(Dataset excerpts)
○ ○ ○ ○ ○ ○ ○
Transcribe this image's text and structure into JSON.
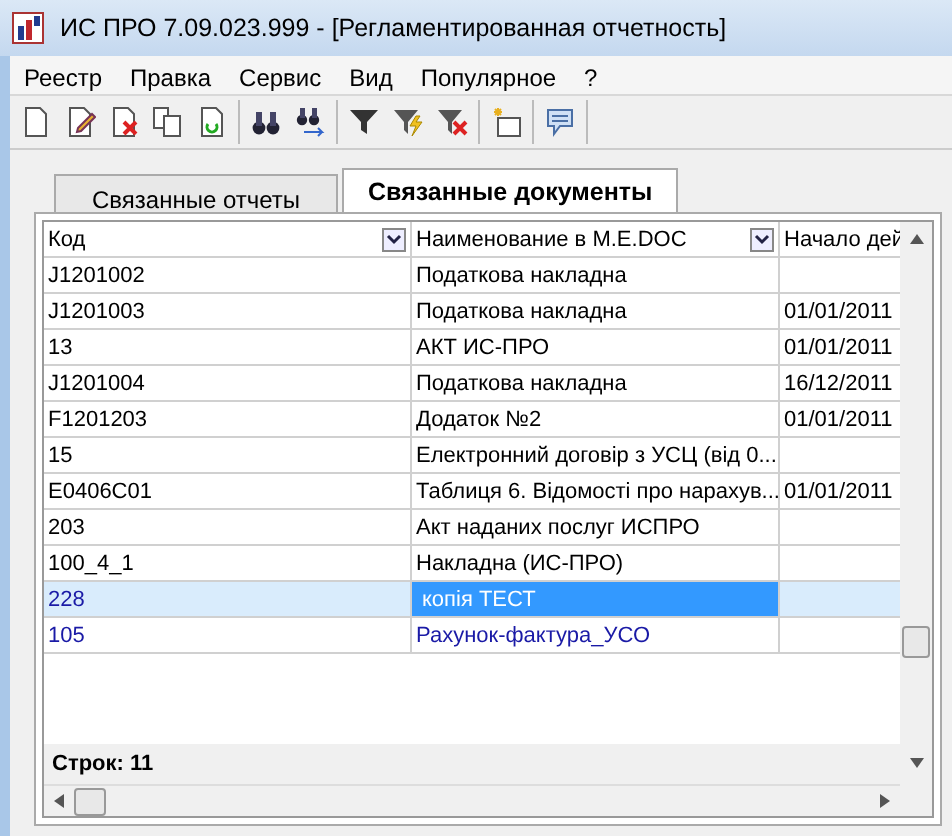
{
  "window": {
    "title": "ИС ПРО 7.09.023.999 - [Регламентированная отчетность]"
  },
  "menu": [
    "Реестр",
    "Правка",
    "Сервис",
    "Вид",
    "Популярное",
    "?"
  ],
  "tabs": [
    {
      "label": "Связанные отчеты",
      "selected": false
    },
    {
      "label": "Связанные документы",
      "selected": true
    }
  ],
  "table": {
    "columns": [
      "Код",
      "Наименование в M.E.DOC",
      "Начало дей"
    ],
    "rows": [
      {
        "cells": [
          "J1201002",
          "Податкова накладна",
          ""
        ],
        "selected": false,
        "color": "#000000"
      },
      {
        "cells": [
          "J1201003",
          "Податкова накладна",
          "01/01/2011"
        ],
        "selected": false,
        "color": "#000000"
      },
      {
        "cells": [
          "13",
          "АКТ ИС-ПРО",
          "01/01/2011"
        ],
        "selected": false,
        "color": "#000000"
      },
      {
        "cells": [
          "J1201004",
          "Податкова накладна",
          "16/12/2011"
        ],
        "selected": false,
        "color": "#000000"
      },
      {
        "cells": [
          "F1201203",
          "Додаток №2",
          "01/01/2011"
        ],
        "selected": false,
        "color": "#000000"
      },
      {
        "cells": [
          "15",
          "Електронний договір з УСЦ (від 0...",
          ""
        ],
        "selected": false,
        "color": "#000000"
      },
      {
        "cells": [
          "E0406C01",
          "Таблиця 6. Відомості про нарахув...",
          "01/01/2011"
        ],
        "selected": false,
        "color": "#000000"
      },
      {
        "cells": [
          "203",
          "Акт наданих послуг ИСПРО",
          ""
        ],
        "selected": false,
        "color": "#000000"
      },
      {
        "cells": [
          "100_4_1",
          "Накладна (ИС-ПРО)",
          ""
        ],
        "selected": false,
        "color": "#000000"
      },
      {
        "cells": [
          "228",
          "копія ТЕСТ",
          ""
        ],
        "selected": true,
        "color": "#1a1aa6"
      },
      {
        "cells": [
          "105",
          "Рахунок-фактура_УСО",
          ""
        ],
        "selected": false,
        "color": "#1a1aa6"
      }
    ],
    "footer": "Строк: 11"
  }
}
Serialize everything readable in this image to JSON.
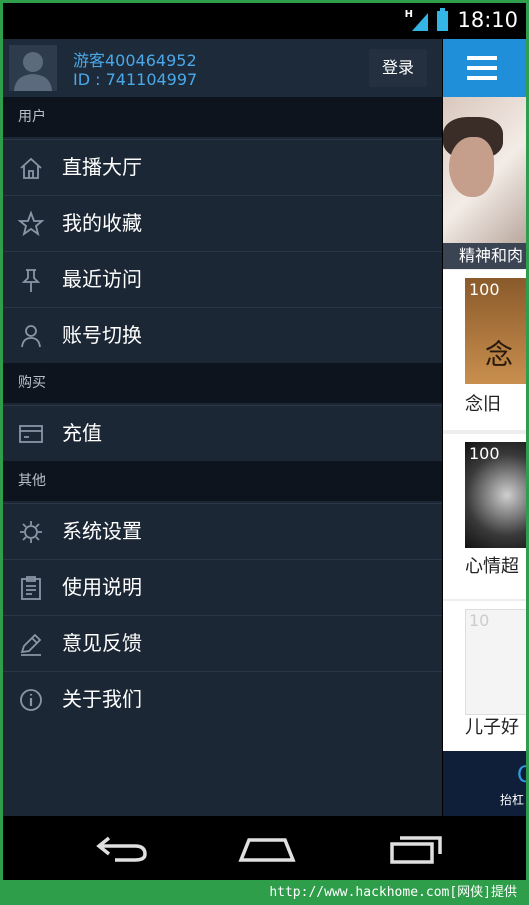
○ ○ ○ ○ ○ ○ ○
### TASK
List all lines in the material containing the string "JSON".

### ANSWER FOR THIS EXERCISE
Transcribe this image's text and structure into JSON.
Serialize everything readable in this image to JSON.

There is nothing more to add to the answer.